WORK INSTRUCTIONS => Write the records out again exactly, leaving no images in.

Stored items =>
--- begin ---
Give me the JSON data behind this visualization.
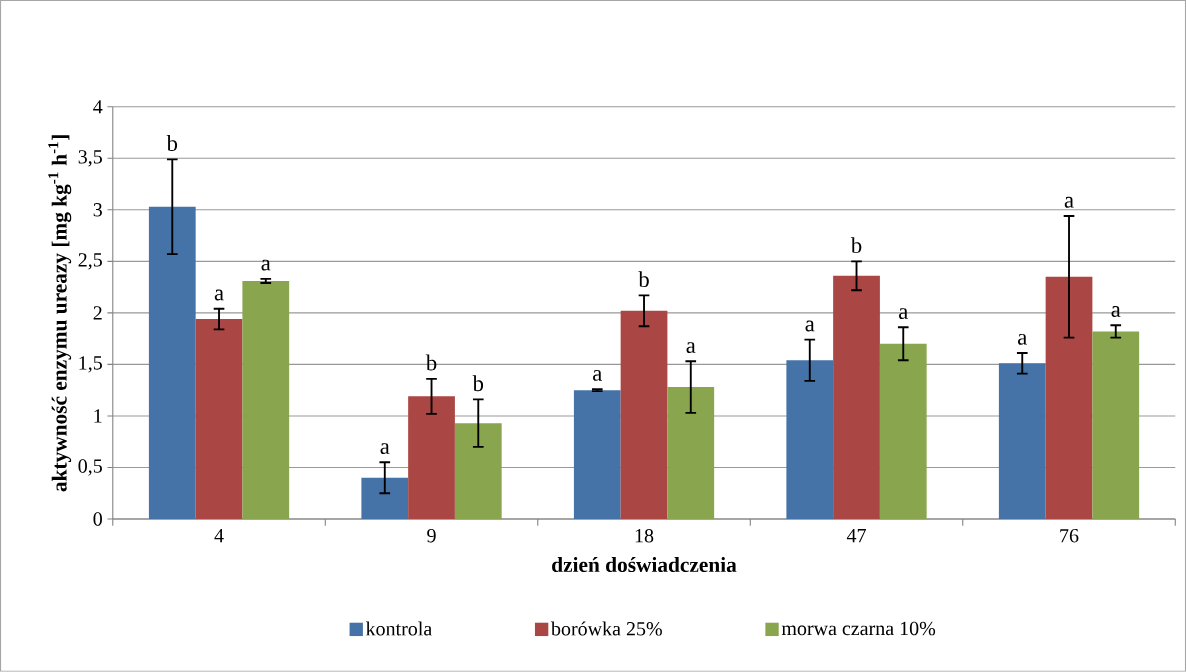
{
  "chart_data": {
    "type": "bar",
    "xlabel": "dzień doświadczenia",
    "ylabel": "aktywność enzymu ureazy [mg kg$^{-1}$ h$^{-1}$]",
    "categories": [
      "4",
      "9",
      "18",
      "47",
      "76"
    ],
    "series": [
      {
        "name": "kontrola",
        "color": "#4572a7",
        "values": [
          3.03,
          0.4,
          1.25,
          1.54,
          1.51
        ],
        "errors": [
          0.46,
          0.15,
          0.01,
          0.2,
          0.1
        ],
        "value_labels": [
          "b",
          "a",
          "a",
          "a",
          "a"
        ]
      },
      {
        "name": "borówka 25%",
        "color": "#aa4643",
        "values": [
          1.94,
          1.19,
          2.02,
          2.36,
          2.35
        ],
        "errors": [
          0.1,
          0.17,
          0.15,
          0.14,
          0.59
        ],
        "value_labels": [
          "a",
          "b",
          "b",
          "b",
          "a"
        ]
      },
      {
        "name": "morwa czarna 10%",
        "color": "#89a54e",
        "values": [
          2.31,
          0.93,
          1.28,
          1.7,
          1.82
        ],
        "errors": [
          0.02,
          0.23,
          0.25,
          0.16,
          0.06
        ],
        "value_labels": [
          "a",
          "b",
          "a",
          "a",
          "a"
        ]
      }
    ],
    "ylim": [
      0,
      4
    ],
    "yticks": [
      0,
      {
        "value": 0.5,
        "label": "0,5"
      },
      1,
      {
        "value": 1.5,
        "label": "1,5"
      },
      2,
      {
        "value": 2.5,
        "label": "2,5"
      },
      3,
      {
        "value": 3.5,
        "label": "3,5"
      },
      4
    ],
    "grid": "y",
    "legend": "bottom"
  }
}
--- end ---
RESPONSE FOR THIS EXERCISE =>
Give me the JSON data behind this visualization.
{
  "chart_data": {
    "type": "bar",
    "xlabel": "dzień doświadczenia",
    "ylabel": "aktywność enzymu ureazy [mg kg$^{-1}$ h$^{-1}$]",
    "categories": [
      "4",
      "9",
      "18",
      "47",
      "76"
    ],
    "series": [
      {
        "name": "kontrola",
        "color": "#4572a7",
        "values": [
          3.03,
          0.4,
          1.25,
          1.54,
          1.51
        ],
        "errors": [
          0.46,
          0.15,
          0.01,
          0.2,
          0.1
        ],
        "value_labels": [
          "b",
          "a",
          "a",
          "a",
          "a"
        ]
      },
      {
        "name": "borówka 25%",
        "color": "#aa4643",
        "values": [
          1.94,
          1.19,
          2.02,
          2.36,
          2.35
        ],
        "errors": [
          0.1,
          0.17,
          0.15,
          0.14,
          0.59
        ],
        "value_labels": [
          "a",
          "b",
          "b",
          "b",
          "a"
        ]
      },
      {
        "name": "morwa czarna 10%",
        "color": "#89a54e",
        "values": [
          2.31,
          0.93,
          1.28,
          1.7,
          1.82
        ],
        "errors": [
          0.02,
          0.23,
          0.25,
          0.16,
          0.06
        ],
        "value_labels": [
          "a",
          "b",
          "a",
          "a",
          "a"
        ]
      }
    ],
    "ylim": [
      0,
      4
    ],
    "yticks": [
      0,
      {
        "value": 0.5,
        "label": "0,5"
      },
      1,
      {
        "value": 1.5,
        "label": "1,5"
      },
      2,
      {
        "value": 2.5,
        "label": "2,5"
      },
      3,
      {
        "value": 3.5,
        "label": "3,5"
      },
      4
    ],
    "grid": "y",
    "legend": "bottom"
  }
}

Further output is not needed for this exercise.